Stored data:

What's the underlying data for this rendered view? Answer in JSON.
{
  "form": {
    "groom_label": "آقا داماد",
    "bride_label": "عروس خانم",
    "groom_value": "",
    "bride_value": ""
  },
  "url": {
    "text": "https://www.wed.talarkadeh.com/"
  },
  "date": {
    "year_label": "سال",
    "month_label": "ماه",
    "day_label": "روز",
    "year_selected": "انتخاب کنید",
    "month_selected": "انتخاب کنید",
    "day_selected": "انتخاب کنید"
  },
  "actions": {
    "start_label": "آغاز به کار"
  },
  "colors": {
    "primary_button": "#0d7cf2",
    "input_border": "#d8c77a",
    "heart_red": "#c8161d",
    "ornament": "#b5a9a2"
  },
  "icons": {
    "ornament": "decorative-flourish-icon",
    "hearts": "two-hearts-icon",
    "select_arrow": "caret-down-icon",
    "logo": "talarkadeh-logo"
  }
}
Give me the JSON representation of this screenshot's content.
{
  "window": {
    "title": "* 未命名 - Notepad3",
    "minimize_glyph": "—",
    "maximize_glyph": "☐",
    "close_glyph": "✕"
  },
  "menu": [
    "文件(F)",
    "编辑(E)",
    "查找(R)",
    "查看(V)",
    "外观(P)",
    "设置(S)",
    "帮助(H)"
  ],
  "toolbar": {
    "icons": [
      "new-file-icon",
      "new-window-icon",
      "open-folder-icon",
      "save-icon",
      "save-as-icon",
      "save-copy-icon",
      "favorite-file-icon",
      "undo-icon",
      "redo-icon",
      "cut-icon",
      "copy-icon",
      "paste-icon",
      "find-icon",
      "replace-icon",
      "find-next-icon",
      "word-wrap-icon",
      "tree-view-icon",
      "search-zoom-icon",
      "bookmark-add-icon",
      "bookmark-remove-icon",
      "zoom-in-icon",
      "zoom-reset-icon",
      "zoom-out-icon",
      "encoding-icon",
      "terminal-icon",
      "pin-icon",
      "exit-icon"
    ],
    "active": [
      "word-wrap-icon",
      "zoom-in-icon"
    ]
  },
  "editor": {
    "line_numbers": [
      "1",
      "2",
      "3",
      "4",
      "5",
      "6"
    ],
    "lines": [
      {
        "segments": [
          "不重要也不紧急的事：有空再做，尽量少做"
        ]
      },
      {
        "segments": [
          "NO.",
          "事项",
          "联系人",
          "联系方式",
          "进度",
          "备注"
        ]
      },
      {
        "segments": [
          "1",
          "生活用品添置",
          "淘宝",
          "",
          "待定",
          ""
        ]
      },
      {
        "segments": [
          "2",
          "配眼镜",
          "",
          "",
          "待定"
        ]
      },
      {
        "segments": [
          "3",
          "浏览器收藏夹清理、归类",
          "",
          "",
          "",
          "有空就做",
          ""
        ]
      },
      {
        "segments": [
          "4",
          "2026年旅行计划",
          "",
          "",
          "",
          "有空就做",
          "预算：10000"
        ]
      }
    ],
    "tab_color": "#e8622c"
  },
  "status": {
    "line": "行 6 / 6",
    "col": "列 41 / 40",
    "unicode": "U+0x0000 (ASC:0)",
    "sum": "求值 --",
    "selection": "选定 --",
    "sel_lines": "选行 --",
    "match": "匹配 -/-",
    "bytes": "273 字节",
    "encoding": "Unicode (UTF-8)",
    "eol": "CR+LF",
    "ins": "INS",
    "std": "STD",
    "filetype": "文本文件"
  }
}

### Short task
Copy each line in the data that holds the word "JSON".

### Solution
What's the underlying data for this rendered view? Answer in JSON.
Give me the JSON representation of this screenshot's content.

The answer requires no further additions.